What is expected:
Pull every line holding the string "data" from the records below.

Provided information:
··········

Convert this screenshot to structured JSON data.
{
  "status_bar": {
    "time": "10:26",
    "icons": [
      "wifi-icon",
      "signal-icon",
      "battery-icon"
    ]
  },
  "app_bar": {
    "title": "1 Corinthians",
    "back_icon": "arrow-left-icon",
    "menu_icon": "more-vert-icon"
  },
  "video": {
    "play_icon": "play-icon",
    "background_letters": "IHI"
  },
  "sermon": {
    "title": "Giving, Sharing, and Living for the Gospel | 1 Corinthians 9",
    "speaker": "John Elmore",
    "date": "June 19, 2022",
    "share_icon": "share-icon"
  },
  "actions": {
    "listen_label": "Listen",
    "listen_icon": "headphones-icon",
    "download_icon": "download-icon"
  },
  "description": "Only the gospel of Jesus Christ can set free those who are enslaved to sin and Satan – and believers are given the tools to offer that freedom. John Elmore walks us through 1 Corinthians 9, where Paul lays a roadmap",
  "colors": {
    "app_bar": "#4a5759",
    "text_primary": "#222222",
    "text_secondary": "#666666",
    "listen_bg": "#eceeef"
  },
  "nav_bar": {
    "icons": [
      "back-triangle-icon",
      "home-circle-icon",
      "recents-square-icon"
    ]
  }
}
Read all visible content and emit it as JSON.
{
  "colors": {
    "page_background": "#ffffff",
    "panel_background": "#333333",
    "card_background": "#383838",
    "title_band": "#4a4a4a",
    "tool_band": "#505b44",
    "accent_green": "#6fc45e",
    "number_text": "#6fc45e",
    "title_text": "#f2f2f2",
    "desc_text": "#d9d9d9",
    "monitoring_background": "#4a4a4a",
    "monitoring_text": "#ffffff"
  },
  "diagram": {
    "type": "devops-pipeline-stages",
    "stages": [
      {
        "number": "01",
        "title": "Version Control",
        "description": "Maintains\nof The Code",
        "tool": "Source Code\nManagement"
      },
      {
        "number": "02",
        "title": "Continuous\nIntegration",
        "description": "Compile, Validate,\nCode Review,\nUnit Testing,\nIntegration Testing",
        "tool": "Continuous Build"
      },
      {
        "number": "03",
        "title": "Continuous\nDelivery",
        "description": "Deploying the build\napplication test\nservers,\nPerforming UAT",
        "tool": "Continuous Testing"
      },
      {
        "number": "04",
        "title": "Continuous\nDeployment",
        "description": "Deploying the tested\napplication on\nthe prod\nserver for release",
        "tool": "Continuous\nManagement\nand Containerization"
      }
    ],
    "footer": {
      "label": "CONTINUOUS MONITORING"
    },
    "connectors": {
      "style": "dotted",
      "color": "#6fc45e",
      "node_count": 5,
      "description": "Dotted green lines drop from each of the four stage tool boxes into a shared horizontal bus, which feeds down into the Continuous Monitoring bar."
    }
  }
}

··········

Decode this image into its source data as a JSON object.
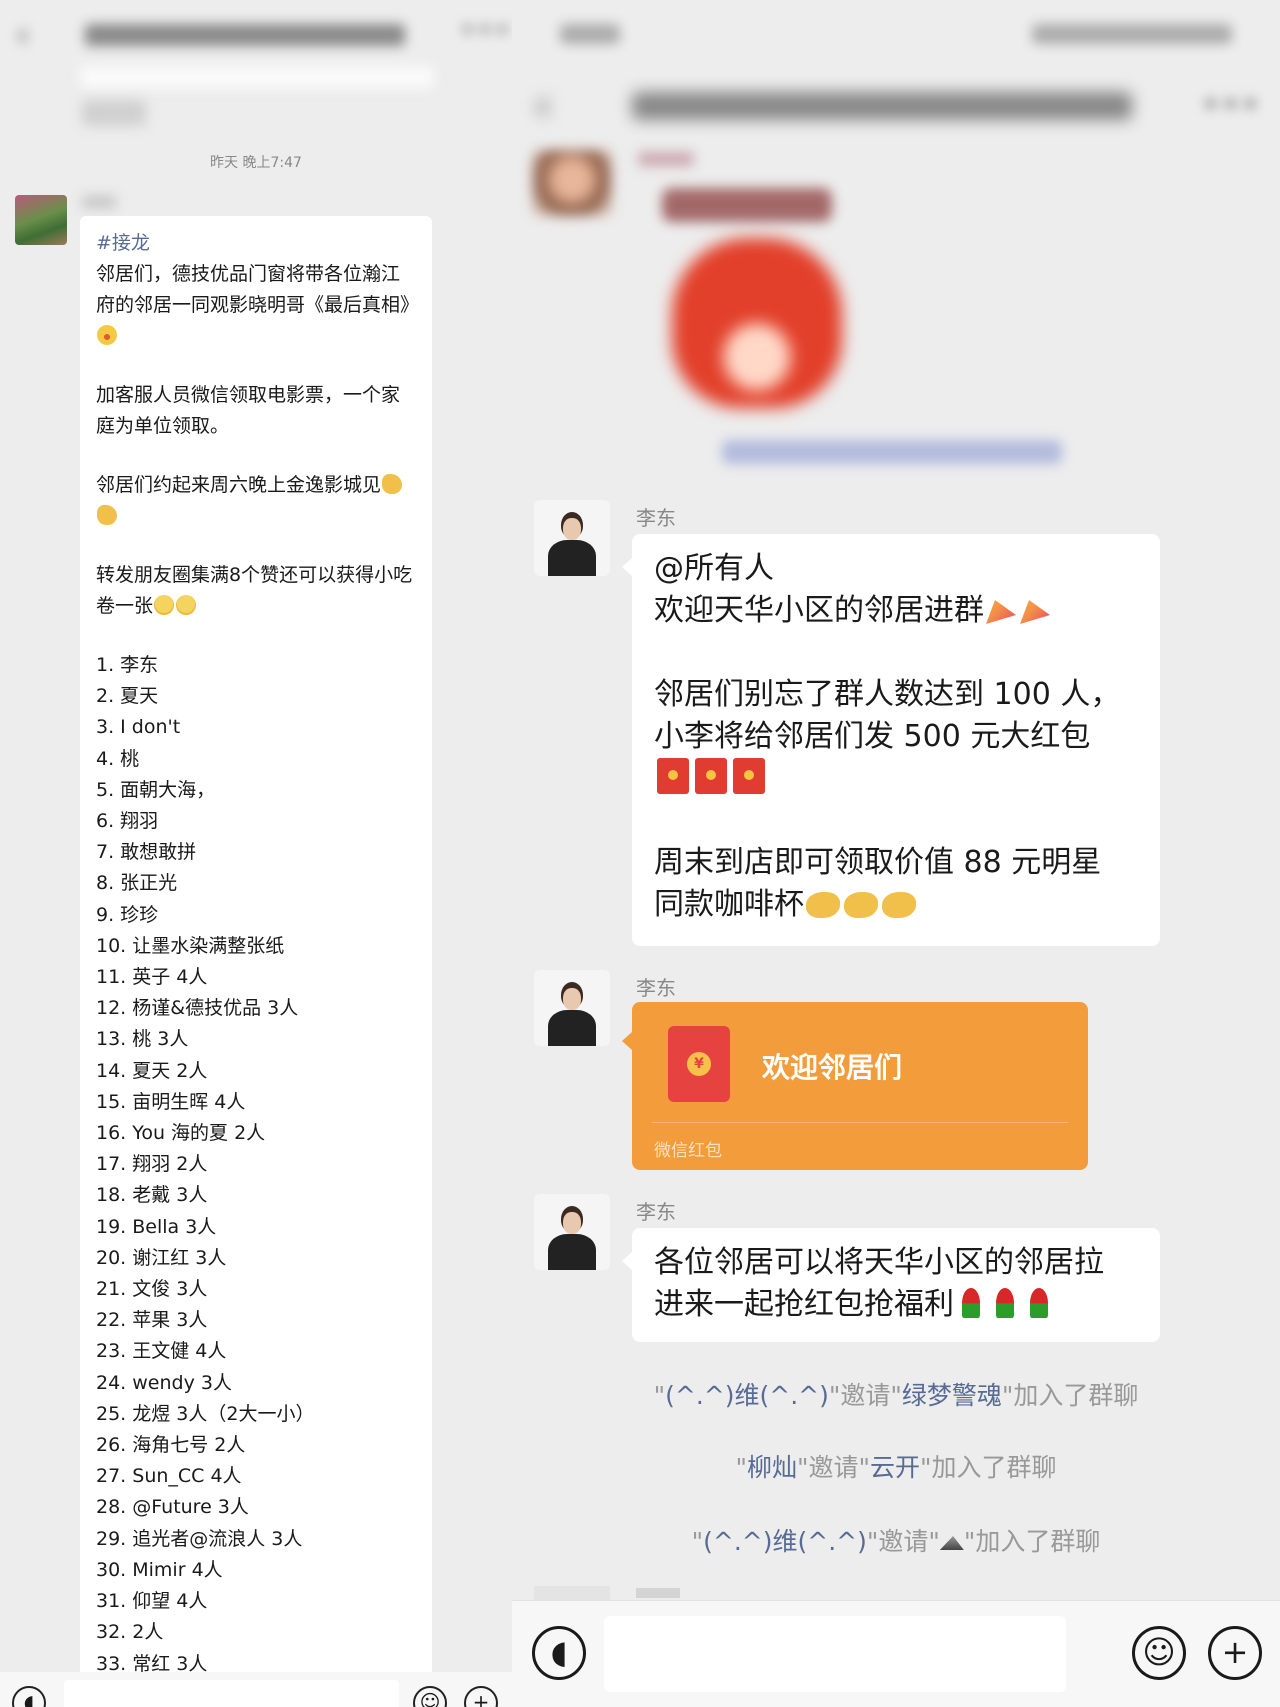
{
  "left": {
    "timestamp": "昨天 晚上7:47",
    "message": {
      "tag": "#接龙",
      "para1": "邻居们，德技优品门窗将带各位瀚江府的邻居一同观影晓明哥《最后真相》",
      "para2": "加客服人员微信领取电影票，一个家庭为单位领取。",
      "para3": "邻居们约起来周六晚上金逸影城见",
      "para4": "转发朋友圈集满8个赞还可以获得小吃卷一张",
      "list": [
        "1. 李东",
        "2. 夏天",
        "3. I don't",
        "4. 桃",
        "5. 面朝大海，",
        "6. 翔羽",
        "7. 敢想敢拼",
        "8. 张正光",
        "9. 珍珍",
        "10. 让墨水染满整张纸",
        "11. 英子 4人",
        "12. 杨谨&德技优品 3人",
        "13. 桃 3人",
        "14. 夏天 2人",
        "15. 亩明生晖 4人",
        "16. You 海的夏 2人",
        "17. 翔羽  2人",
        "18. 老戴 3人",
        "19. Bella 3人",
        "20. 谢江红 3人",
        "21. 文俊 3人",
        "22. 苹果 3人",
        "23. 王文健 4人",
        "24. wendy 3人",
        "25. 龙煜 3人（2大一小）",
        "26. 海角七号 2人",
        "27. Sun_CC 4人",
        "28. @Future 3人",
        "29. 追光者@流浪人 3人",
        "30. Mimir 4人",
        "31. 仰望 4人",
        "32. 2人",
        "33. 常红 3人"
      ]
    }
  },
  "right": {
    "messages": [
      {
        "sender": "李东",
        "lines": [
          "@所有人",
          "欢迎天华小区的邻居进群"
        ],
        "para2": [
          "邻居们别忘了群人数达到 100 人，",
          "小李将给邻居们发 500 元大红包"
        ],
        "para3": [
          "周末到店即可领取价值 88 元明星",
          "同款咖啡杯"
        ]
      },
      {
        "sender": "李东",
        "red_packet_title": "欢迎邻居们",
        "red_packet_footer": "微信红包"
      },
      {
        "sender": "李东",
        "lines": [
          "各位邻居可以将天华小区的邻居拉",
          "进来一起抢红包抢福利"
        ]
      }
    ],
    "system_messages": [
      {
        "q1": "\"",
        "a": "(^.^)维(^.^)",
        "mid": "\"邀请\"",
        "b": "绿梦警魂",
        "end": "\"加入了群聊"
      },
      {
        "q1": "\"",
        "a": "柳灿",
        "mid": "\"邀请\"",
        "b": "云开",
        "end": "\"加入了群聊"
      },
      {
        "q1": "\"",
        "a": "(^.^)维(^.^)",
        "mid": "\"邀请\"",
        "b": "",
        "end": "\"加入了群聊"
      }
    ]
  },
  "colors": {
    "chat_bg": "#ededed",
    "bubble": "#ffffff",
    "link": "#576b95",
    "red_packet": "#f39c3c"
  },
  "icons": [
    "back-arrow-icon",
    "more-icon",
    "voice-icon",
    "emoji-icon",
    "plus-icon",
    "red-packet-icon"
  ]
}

··········

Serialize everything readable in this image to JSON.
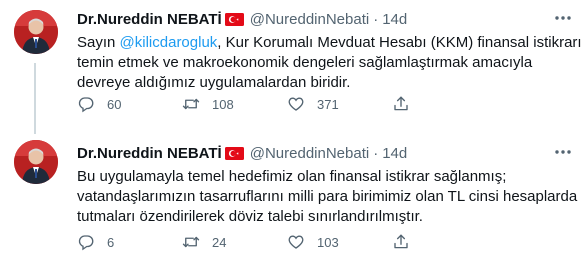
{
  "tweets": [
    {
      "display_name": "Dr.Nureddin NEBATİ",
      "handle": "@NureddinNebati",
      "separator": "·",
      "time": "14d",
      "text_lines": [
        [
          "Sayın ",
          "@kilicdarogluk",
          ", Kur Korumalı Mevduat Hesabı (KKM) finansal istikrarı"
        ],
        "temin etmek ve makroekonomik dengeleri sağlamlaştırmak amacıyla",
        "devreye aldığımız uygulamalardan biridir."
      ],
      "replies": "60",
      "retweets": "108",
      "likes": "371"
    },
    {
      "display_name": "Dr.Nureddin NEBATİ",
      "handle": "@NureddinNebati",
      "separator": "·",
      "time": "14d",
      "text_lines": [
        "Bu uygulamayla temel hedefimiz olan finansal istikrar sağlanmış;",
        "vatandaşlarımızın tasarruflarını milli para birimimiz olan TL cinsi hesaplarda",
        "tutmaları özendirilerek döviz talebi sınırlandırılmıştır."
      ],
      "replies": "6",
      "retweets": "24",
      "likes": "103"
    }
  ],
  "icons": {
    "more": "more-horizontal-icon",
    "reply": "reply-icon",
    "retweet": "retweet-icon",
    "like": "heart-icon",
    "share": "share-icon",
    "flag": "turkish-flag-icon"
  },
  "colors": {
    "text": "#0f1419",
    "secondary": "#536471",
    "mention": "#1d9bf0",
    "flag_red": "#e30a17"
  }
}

··········

Output:
Convert this screenshot to structured JSON data.
Decode this image into its source data as a JSON object.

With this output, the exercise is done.